__EXERCISE__. Set out every line bearing the string "here".

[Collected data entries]
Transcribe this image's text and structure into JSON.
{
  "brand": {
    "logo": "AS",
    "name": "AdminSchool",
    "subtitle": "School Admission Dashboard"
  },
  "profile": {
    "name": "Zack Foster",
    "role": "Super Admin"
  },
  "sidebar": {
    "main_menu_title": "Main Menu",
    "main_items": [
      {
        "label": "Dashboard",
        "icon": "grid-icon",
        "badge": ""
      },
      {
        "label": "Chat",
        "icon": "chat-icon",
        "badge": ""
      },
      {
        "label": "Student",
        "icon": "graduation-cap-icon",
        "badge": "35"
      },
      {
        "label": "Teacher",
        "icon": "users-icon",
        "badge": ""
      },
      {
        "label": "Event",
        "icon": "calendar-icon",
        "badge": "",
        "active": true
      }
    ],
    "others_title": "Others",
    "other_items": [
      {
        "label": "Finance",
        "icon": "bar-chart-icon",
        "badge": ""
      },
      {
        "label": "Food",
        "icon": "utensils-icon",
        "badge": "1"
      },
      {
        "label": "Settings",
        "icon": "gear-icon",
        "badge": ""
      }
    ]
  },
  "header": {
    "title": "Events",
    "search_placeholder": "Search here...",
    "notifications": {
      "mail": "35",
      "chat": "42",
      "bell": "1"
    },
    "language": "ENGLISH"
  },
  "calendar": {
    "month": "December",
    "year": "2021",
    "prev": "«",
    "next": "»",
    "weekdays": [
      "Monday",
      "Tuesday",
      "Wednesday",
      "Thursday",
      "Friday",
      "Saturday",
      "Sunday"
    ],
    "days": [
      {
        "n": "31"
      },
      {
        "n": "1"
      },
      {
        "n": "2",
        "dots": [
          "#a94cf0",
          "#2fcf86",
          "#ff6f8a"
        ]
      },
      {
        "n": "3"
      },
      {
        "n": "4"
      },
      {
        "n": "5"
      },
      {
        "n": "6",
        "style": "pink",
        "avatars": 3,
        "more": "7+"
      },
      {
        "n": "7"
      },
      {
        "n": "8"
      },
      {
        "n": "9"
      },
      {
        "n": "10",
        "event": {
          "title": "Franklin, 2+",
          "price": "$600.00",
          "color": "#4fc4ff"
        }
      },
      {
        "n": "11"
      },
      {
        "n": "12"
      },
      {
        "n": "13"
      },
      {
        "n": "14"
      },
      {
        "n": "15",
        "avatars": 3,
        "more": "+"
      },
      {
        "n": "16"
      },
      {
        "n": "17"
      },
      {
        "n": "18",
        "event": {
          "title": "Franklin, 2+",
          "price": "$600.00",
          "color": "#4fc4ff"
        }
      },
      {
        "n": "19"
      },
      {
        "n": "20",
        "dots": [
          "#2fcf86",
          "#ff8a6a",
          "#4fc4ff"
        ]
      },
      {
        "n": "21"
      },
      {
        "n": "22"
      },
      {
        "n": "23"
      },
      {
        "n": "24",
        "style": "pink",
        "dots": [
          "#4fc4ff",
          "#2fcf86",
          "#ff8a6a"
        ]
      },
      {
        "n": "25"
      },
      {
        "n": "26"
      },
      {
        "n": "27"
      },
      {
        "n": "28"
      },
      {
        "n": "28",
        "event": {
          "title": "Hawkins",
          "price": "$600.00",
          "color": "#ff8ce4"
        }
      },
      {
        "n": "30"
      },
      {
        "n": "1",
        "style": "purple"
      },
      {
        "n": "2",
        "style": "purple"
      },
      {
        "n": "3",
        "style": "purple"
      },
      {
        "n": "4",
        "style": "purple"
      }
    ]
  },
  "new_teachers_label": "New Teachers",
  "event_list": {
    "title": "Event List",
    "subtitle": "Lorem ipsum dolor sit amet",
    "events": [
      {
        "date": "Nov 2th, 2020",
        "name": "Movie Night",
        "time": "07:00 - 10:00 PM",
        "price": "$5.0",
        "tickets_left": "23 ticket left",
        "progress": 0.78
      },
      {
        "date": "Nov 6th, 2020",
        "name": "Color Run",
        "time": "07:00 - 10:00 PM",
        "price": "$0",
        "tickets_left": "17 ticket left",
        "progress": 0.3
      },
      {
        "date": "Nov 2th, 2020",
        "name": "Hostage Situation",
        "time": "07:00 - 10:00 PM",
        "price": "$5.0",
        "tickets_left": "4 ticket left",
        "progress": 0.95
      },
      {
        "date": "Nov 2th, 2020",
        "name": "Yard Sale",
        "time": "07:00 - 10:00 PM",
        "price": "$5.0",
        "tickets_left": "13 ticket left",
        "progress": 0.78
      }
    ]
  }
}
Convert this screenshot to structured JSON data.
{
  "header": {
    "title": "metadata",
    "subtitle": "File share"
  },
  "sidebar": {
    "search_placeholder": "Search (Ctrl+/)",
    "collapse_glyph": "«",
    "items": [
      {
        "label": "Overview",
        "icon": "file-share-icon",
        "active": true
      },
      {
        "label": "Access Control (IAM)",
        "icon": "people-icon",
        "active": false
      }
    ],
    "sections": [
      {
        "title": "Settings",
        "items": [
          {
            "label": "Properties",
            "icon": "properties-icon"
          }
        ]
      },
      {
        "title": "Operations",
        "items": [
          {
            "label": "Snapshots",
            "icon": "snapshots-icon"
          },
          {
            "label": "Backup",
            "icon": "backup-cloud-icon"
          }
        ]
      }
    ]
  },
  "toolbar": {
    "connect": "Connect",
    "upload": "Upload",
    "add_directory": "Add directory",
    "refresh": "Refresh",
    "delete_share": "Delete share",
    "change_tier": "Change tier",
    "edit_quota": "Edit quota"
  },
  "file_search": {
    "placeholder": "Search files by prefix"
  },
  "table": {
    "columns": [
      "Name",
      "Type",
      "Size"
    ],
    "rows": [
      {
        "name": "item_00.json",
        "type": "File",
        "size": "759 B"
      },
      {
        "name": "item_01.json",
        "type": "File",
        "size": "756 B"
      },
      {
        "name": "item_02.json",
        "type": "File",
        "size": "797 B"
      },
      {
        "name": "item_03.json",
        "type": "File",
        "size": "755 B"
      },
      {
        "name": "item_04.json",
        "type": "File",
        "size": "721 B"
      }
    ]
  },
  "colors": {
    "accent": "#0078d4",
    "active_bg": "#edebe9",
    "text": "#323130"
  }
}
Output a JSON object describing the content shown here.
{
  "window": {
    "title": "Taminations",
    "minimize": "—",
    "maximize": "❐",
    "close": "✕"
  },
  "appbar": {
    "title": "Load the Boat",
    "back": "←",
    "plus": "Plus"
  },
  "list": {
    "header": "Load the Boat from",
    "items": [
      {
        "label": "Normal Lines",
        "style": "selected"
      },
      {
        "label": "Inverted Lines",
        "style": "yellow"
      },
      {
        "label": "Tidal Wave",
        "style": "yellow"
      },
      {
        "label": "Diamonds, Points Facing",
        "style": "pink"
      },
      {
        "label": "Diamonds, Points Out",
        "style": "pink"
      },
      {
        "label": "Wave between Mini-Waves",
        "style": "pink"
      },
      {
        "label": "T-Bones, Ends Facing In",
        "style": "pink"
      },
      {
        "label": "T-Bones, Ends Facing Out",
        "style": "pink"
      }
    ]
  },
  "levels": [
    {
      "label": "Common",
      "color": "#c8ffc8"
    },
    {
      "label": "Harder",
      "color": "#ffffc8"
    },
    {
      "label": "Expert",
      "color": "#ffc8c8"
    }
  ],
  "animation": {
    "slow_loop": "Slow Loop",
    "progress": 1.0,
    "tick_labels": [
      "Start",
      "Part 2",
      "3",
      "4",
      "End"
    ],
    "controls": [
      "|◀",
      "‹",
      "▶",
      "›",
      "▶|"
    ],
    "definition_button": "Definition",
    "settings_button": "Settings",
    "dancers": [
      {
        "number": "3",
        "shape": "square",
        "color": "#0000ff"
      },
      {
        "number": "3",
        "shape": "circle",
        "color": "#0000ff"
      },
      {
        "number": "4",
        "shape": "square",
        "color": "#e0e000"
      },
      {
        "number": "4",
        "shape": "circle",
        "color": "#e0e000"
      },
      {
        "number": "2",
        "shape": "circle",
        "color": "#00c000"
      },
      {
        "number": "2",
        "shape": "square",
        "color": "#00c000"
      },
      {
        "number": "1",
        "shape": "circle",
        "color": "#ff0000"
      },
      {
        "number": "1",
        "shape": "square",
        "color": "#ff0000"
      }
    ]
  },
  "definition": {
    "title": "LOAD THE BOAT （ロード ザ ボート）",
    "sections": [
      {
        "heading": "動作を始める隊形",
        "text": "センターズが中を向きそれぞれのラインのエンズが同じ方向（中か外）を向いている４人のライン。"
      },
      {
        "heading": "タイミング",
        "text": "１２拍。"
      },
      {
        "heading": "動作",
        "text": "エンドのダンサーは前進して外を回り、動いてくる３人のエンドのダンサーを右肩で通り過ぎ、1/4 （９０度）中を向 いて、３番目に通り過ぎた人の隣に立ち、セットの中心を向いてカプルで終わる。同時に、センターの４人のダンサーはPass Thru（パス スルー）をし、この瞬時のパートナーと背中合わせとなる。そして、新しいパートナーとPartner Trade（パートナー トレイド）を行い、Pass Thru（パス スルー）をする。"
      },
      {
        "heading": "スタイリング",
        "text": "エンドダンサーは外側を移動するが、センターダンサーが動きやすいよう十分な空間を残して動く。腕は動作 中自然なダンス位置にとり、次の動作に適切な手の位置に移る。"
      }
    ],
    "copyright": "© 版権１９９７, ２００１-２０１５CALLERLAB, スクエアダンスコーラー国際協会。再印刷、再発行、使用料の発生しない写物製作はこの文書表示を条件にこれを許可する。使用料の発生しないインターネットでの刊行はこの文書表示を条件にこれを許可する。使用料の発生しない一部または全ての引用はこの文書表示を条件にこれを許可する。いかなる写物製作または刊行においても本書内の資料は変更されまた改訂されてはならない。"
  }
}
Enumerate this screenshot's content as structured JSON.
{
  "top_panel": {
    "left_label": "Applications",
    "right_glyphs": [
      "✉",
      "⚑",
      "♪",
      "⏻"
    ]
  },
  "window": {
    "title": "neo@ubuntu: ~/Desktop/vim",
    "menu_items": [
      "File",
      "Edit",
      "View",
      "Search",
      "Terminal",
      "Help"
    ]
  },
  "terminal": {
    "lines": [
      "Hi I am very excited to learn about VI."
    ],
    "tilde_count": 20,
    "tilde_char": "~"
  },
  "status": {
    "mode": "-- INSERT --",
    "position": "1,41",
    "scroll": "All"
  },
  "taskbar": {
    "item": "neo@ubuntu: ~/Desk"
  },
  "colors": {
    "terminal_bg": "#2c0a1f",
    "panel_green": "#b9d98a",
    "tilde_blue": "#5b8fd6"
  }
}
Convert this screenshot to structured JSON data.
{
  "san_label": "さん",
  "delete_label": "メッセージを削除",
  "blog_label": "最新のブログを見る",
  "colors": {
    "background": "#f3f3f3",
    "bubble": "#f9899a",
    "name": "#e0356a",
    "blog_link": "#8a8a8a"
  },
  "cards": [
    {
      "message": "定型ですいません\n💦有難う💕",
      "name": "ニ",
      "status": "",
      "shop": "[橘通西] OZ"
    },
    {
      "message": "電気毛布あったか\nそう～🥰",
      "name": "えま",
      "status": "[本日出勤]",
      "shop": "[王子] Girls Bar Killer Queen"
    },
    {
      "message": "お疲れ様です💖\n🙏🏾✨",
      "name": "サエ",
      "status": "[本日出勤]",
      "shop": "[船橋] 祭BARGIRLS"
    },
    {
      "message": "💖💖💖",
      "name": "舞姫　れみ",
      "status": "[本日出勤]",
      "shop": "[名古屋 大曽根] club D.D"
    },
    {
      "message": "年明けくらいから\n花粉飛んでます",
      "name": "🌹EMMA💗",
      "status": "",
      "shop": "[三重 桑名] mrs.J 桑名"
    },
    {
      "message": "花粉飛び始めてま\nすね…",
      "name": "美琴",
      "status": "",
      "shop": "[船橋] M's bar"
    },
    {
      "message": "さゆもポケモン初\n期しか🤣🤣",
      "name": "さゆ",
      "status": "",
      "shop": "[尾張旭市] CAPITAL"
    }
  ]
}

__REPLY TO THE TASK__.
    "search_placeholder": "Search here...",
Output a JSON object describing the content shown here.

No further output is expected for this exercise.